Copy the material exactly as it appears, from its first line through the line containing "Bar — [425, 508, 1878, 556]".

************

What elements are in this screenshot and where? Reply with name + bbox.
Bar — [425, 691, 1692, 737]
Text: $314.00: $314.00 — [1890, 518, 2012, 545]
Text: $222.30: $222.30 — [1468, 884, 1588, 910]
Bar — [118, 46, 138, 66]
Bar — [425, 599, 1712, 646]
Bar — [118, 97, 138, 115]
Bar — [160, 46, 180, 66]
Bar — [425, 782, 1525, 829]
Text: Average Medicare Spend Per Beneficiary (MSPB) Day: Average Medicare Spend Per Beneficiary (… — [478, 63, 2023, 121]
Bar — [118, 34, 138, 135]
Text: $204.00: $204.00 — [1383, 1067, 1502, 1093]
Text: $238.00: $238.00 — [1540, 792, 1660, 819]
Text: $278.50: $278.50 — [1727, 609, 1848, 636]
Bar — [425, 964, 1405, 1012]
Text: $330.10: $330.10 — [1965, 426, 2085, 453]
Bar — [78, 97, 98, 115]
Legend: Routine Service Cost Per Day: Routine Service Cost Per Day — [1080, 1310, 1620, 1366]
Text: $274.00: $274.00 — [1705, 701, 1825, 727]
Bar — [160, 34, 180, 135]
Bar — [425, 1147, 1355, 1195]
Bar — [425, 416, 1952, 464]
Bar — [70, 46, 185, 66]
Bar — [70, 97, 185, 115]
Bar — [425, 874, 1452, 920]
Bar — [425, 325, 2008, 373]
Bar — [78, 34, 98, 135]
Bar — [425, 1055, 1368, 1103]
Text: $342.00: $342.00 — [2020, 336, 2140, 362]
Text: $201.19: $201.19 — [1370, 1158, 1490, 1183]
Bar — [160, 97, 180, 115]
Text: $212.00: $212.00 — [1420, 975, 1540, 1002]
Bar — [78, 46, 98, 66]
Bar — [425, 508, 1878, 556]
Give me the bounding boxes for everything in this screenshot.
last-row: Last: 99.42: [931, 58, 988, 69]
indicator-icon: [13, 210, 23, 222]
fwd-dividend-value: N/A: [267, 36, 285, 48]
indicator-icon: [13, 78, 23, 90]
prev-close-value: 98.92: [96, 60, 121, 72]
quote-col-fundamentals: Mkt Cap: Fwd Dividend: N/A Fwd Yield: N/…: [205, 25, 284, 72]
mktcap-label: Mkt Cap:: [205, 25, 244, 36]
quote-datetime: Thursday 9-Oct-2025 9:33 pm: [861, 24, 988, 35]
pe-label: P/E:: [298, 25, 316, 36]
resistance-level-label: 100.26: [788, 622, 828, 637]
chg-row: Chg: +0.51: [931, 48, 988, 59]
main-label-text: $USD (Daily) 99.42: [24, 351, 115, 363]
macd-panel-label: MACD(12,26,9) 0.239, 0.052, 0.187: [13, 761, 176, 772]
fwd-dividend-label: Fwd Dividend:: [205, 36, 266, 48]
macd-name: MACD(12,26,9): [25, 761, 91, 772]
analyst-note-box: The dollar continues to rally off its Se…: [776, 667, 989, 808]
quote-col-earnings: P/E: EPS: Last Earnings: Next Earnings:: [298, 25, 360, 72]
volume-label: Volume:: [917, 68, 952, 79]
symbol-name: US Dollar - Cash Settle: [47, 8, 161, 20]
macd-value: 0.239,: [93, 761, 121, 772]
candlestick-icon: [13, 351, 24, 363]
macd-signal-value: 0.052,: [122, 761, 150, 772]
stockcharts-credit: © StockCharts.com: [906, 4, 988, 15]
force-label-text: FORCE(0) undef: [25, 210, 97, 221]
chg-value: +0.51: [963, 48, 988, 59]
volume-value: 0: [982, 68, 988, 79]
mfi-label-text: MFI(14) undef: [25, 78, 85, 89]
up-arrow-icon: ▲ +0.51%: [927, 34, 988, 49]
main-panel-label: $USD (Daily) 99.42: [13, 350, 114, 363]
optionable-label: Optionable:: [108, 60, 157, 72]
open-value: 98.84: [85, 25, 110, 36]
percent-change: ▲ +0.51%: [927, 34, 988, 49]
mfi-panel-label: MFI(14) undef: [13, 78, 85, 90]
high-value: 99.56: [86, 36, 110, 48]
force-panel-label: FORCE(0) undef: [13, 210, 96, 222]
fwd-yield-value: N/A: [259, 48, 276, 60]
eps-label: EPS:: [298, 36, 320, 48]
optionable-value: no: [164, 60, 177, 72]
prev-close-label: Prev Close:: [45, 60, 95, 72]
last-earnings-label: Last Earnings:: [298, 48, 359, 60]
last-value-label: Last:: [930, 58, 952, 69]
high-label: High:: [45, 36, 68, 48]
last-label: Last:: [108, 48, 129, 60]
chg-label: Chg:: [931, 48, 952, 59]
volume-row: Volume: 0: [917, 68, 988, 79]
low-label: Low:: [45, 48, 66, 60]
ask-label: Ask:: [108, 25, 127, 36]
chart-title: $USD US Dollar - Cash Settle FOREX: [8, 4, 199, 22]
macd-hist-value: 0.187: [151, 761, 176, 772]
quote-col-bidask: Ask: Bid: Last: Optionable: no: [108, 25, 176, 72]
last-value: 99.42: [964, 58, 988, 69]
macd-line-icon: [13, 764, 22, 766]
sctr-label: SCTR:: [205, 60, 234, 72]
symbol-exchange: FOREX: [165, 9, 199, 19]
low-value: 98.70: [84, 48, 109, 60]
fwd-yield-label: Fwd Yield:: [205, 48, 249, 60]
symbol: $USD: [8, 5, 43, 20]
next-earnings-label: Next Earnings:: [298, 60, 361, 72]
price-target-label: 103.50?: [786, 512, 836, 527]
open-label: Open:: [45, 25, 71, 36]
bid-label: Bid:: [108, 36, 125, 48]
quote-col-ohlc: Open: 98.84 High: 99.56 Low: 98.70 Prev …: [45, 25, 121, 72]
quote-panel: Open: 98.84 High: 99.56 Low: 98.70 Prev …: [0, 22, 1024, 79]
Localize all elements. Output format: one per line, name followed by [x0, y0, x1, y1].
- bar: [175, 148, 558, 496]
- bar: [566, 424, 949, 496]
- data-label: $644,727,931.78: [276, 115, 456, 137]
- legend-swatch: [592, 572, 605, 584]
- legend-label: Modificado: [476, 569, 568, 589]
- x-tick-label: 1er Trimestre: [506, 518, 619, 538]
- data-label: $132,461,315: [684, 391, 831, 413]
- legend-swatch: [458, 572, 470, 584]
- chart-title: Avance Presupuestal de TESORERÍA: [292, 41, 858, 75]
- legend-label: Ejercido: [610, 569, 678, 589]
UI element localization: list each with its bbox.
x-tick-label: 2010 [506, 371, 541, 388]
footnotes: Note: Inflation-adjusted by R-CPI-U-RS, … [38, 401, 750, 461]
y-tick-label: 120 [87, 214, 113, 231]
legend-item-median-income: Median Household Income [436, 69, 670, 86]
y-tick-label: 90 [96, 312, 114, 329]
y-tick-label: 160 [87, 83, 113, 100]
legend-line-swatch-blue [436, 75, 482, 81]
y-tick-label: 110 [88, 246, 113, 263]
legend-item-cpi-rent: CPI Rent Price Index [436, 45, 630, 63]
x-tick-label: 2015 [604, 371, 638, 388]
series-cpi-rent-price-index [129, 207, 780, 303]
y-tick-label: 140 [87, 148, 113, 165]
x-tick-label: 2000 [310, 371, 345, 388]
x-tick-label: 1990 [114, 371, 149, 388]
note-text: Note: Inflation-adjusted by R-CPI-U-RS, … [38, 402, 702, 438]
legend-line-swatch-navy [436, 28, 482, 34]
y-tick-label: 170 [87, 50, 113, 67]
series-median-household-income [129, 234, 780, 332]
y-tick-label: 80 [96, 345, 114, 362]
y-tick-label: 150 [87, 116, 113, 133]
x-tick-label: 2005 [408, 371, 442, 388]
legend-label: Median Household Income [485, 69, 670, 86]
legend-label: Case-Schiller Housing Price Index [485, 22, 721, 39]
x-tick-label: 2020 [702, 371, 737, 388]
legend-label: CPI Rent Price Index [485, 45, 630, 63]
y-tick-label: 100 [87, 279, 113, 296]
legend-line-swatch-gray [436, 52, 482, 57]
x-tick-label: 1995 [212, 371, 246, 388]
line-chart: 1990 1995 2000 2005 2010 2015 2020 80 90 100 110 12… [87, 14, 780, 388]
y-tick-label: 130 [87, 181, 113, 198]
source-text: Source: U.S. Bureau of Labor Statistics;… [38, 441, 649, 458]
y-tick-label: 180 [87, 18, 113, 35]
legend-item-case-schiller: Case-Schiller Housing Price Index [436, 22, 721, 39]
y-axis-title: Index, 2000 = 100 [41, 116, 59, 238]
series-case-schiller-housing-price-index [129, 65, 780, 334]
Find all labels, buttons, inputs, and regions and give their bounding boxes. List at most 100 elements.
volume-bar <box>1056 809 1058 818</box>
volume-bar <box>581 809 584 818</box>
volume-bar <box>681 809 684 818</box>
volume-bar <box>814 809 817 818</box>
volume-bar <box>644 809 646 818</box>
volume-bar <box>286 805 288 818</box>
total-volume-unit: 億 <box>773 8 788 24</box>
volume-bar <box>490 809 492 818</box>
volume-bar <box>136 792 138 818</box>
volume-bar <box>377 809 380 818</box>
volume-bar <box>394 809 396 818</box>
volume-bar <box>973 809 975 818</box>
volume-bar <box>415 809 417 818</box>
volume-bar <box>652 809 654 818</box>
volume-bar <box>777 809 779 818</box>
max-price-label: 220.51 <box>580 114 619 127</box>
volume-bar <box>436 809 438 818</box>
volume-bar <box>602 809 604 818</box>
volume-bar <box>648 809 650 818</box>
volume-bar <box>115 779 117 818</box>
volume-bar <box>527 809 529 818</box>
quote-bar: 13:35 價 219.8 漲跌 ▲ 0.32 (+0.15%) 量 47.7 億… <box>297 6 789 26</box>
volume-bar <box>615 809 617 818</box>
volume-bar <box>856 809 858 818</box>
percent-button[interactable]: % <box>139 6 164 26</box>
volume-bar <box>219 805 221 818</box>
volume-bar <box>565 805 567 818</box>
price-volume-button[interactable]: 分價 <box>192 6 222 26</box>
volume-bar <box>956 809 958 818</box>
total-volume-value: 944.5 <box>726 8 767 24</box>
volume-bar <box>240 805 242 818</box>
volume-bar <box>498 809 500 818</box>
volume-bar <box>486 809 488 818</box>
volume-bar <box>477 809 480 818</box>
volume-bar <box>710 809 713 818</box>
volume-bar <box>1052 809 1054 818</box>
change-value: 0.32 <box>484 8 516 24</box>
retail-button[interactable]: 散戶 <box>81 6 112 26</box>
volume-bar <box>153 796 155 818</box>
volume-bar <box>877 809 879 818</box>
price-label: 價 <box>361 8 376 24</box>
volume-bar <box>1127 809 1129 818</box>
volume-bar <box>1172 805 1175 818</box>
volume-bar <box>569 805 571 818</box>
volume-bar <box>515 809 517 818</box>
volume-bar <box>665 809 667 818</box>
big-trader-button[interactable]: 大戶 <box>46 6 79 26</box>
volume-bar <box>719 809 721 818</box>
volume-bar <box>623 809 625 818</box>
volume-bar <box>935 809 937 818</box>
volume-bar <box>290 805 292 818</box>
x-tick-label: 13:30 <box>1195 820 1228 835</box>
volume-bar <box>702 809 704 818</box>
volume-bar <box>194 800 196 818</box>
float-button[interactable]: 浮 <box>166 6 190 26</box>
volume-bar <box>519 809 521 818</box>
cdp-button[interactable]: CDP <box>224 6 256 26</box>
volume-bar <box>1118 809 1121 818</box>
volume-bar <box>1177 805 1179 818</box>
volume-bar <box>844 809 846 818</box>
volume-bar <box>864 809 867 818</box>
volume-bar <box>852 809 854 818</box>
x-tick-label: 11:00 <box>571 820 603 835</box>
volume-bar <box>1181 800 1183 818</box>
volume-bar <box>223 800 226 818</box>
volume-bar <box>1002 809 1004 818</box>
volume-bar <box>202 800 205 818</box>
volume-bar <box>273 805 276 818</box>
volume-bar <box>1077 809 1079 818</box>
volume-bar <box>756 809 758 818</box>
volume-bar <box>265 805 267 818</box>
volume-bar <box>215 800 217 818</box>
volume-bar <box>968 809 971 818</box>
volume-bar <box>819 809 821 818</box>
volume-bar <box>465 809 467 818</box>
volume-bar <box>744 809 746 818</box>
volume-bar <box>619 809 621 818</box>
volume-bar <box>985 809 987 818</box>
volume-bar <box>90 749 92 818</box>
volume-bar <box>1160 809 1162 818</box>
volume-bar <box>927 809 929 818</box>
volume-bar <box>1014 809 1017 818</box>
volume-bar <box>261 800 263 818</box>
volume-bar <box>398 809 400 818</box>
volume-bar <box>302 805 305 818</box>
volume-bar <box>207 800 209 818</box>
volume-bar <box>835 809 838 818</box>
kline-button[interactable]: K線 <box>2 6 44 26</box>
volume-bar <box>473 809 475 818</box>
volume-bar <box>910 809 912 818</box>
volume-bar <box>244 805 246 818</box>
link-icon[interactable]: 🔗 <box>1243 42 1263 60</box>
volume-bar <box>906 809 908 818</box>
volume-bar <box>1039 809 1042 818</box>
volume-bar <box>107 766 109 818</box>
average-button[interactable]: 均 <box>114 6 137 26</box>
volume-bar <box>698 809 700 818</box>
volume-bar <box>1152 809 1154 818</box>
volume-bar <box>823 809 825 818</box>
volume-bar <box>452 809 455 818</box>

************

Exercise solution |
What elements are in this screenshot and where? Reply with name + bbox.
Bar — [425, 691, 1692, 737]
Text: $314.00: $314.00 — [1890, 518, 2012, 545]
Text: $222.30: $222.30 — [1468, 884, 1588, 910]
Bar — [118, 46, 138, 66]
Bar — [425, 599, 1712, 646]
Bar — [118, 97, 138, 115]
Bar — [160, 46, 180, 66]
Bar — [425, 782, 1525, 829]
Text: Average Medicare Spend Per Beneficiary (MSPB) Day: Average Medicare Spend Per Beneficiary (… — [478, 63, 2023, 121]
Bar — [118, 34, 138, 135]
Text: $204.00: $204.00 — [1383, 1067, 1502, 1093]
Text: $238.00: $238.00 — [1540, 792, 1660, 819]
Text: $278.50: $278.50 — [1727, 609, 1848, 636]
Bar — [425, 964, 1405, 1012]
Text: $330.10: $330.10 — [1965, 426, 2085, 453]
Bar — [78, 97, 98, 115]
Legend: Routine Service Cost Per Day: Routine Service Cost Per Day — [1080, 1310, 1620, 1366]
Text: $274.00: $274.00 — [1705, 701, 1825, 727]
Bar — [160, 34, 180, 135]
Bar — [425, 1147, 1355, 1195]
Bar — [425, 416, 1952, 464]
Bar — [70, 46, 185, 66]
Bar — [70, 97, 185, 115]
Bar — [425, 874, 1452, 920]
Bar — [425, 325, 2008, 373]
Bar — [78, 34, 98, 135]
Bar — [425, 1055, 1368, 1103]
Text: $342.00: $342.00 — [2020, 336, 2140, 362]
Text: $201.19: $201.19 — [1370, 1158, 1490, 1183]
Bar — [160, 97, 180, 115]
Text: $212.00: $212.00 — [1420, 975, 1540, 1002]
Bar — [78, 46, 98, 66]
Bar — [425, 508, 1878, 556]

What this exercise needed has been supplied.